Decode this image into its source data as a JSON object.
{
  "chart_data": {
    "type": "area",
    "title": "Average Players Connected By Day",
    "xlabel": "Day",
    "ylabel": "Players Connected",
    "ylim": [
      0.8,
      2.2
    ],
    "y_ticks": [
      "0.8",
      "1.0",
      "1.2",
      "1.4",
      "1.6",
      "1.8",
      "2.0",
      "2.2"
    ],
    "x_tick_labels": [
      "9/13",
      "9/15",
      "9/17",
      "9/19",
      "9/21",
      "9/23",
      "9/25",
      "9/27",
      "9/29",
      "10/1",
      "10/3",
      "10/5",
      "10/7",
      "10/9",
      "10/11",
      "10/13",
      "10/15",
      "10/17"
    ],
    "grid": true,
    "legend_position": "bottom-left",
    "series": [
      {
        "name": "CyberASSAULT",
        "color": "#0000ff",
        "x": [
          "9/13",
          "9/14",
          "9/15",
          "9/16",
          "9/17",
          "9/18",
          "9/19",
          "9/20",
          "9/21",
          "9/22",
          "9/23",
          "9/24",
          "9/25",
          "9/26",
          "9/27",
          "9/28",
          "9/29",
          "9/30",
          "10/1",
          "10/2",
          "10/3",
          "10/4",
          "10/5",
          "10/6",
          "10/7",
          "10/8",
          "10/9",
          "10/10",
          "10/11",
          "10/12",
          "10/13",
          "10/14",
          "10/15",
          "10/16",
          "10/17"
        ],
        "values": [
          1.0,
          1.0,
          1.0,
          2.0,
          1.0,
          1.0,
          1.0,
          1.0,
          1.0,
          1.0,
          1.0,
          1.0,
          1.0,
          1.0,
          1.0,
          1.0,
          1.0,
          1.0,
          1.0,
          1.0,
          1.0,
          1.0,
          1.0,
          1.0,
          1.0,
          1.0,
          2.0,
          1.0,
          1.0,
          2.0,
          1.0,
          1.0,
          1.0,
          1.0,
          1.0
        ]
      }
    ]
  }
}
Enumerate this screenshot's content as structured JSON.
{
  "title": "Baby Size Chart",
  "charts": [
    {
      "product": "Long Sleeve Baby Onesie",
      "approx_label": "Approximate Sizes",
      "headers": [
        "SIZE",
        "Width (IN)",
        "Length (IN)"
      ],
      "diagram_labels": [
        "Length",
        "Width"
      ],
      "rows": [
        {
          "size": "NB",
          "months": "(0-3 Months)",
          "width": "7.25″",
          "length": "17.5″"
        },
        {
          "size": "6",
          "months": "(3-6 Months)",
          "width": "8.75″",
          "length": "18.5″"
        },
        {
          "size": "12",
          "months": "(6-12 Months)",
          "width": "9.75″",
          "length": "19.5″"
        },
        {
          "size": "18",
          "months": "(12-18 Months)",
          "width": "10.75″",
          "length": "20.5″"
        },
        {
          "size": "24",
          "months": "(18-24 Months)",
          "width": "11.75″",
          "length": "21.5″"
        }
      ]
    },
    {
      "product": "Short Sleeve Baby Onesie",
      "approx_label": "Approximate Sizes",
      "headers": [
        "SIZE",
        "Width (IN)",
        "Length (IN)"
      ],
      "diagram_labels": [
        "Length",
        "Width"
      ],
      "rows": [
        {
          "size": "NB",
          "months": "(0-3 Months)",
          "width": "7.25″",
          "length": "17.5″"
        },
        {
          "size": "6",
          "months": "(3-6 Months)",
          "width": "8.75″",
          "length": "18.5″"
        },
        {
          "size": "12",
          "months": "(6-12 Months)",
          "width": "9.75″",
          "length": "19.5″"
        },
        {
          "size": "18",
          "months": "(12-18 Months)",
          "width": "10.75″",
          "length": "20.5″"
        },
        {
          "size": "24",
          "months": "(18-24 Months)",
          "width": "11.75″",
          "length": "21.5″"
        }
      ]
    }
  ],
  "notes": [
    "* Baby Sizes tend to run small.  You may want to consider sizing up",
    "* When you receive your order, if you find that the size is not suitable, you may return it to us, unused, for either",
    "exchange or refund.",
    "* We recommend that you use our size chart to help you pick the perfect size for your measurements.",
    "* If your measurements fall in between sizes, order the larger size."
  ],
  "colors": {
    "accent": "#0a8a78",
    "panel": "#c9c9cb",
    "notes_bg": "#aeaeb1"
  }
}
────────────────
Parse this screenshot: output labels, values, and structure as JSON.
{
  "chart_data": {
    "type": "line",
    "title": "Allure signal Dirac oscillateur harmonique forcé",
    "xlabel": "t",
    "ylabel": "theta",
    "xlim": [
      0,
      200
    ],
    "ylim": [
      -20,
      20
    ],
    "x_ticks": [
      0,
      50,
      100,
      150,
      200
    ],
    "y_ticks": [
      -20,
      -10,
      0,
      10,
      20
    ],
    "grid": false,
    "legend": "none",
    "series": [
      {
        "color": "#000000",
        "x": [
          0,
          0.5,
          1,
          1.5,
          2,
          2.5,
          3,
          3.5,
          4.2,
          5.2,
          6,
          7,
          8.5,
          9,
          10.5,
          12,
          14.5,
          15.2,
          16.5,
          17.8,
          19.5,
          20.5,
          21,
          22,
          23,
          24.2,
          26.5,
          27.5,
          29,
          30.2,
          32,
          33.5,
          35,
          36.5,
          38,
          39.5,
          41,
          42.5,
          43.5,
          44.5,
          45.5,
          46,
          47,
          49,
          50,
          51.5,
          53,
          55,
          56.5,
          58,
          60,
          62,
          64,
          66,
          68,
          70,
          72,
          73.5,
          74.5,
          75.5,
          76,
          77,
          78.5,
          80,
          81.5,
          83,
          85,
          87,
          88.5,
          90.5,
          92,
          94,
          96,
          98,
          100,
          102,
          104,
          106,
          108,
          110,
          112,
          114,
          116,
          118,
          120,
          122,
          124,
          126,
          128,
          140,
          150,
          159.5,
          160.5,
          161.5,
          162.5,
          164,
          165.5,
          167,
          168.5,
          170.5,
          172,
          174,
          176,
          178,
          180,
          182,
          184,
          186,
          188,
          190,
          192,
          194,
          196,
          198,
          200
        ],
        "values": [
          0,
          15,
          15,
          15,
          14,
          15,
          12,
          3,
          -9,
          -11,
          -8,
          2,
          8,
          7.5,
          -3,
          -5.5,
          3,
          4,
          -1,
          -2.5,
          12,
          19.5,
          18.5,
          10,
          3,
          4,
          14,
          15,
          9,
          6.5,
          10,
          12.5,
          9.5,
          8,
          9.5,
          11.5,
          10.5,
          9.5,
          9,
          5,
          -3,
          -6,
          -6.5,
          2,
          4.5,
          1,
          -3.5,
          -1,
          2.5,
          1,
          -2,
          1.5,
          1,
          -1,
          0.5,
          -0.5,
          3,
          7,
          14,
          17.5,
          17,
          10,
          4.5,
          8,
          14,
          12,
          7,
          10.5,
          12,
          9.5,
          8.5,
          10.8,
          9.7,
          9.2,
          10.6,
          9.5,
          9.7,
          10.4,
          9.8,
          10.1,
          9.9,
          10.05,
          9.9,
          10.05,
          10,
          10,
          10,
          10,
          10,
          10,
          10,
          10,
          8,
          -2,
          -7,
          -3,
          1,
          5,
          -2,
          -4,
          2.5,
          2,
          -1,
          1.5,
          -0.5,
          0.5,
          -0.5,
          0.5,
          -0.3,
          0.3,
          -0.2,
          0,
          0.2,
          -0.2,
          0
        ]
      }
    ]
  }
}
────────────────
→ **Goal**:
Scan the data above and copy every line with "ylabel" in it.

→ **Final result**:
    "ylabel": "Players Connected",
    "ylabel": "theta",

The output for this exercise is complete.